Below are the records; pull every line that includes "کراھیۃ".
-- Given data start --
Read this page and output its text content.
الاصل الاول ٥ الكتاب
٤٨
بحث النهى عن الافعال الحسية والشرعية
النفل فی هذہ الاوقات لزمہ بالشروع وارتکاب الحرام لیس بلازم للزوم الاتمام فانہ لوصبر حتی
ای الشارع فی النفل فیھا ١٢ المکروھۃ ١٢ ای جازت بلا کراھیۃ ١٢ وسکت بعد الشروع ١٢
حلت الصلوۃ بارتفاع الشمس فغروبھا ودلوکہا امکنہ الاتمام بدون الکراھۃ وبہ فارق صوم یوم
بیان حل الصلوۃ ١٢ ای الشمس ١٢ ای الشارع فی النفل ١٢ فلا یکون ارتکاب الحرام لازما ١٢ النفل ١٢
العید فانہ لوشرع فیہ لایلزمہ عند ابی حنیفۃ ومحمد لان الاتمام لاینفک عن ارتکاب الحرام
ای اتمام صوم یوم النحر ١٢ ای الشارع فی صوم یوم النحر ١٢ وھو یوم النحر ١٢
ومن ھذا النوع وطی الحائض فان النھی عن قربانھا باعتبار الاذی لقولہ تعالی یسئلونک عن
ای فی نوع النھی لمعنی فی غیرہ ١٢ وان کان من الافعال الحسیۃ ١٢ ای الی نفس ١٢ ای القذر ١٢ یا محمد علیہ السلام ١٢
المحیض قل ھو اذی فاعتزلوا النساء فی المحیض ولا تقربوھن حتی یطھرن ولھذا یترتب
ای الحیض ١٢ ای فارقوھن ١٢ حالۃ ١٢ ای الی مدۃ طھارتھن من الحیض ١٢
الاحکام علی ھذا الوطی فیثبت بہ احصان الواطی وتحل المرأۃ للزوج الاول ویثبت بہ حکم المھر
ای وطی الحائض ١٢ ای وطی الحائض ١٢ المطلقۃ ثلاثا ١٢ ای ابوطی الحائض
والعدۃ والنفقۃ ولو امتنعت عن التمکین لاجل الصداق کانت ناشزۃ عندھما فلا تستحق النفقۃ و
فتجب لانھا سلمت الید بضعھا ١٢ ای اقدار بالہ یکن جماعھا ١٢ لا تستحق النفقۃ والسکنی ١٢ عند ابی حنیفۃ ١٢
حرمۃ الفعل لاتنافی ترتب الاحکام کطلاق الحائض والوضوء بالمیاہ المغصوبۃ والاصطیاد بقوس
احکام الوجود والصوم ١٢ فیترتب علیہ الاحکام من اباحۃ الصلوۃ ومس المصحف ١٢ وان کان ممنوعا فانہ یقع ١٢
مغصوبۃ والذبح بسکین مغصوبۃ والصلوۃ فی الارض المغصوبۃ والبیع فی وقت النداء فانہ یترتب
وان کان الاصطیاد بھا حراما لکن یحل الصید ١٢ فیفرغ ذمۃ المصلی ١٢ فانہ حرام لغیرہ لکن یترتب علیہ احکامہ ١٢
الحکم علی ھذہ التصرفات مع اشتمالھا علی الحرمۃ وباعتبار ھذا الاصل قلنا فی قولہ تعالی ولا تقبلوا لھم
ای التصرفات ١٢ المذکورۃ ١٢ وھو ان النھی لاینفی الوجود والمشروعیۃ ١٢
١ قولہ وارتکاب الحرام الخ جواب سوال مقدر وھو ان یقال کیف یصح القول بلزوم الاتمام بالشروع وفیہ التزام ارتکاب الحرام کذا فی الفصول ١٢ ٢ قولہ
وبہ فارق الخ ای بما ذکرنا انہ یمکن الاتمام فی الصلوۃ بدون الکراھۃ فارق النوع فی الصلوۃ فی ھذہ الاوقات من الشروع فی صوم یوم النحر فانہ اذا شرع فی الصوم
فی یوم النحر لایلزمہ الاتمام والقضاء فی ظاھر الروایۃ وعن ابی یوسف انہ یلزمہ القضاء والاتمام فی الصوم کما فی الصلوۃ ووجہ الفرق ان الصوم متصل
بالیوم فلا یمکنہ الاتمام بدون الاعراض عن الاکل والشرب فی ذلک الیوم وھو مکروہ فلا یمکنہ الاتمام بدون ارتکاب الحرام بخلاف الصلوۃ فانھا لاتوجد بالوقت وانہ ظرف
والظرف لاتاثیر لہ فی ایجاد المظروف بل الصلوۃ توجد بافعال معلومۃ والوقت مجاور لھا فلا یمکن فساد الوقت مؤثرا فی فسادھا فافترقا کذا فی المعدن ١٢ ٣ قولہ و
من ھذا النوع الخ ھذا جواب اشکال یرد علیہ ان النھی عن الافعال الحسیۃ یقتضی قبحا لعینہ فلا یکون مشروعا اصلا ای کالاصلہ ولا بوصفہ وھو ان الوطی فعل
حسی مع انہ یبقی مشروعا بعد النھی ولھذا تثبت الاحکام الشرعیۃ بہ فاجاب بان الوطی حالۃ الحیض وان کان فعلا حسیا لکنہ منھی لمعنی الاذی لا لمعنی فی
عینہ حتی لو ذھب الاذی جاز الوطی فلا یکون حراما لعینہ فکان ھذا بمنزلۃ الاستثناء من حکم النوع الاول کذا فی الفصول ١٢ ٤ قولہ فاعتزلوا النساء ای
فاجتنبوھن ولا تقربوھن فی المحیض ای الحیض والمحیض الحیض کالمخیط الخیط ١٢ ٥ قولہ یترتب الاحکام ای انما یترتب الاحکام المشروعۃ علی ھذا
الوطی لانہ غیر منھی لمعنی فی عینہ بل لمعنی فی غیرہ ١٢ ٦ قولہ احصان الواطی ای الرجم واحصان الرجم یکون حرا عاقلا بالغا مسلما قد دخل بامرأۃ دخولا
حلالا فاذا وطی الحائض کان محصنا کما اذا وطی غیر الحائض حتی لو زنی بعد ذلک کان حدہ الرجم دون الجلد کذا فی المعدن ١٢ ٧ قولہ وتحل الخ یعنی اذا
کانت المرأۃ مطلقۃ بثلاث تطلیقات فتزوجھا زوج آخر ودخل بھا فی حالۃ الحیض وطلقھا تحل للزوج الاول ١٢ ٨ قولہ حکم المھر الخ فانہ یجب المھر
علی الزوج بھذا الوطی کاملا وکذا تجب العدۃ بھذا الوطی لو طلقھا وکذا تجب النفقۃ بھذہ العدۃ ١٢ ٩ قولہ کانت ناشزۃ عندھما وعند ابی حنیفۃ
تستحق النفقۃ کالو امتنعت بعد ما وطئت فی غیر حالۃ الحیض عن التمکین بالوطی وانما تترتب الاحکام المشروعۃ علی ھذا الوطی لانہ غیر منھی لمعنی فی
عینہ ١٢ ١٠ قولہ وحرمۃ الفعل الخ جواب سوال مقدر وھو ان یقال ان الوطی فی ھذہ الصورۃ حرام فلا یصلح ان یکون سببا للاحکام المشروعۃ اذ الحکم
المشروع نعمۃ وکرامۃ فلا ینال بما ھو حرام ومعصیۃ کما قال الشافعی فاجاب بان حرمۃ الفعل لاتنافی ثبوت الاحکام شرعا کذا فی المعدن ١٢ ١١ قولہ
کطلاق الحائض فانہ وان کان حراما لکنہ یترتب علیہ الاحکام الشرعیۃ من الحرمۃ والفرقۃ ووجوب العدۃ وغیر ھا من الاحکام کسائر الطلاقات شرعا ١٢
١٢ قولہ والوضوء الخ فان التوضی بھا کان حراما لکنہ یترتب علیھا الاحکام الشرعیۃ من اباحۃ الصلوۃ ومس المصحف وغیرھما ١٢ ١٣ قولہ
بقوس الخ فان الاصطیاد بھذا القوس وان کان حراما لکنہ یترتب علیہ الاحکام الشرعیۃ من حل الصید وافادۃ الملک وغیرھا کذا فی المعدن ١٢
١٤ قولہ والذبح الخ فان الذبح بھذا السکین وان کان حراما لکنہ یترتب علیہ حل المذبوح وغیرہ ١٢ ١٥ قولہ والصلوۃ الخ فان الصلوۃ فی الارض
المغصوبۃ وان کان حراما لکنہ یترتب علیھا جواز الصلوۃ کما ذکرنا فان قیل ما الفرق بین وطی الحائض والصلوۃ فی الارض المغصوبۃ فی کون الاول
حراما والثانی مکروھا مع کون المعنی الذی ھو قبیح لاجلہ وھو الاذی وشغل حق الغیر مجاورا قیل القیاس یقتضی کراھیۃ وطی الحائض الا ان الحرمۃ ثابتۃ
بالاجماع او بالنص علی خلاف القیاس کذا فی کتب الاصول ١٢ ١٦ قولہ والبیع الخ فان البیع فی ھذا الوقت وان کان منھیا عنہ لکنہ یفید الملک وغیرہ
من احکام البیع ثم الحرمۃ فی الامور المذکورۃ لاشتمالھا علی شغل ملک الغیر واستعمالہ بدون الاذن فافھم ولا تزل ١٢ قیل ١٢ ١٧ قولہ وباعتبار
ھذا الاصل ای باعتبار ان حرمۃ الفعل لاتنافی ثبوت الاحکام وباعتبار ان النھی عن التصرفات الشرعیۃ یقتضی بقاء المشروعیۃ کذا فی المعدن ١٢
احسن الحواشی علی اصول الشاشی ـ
-- Given data end --
# Response to the exercise
ای الشارع فی النفل فیھا ١٢ المکروھۃ ١٢ ای جازت بلا کراھیۃ ١٢ وسکت بعد الشروع ١٢
حراما والثانی مکروھا مع کون المعنی الذی ھو قبیح لاجلہ وھو الاذی وشغل حق الغیر مجاورا قیل القیاس یقتضی کراھیۃ وطی الحائض الا ان الحرمۃ ثابتۃ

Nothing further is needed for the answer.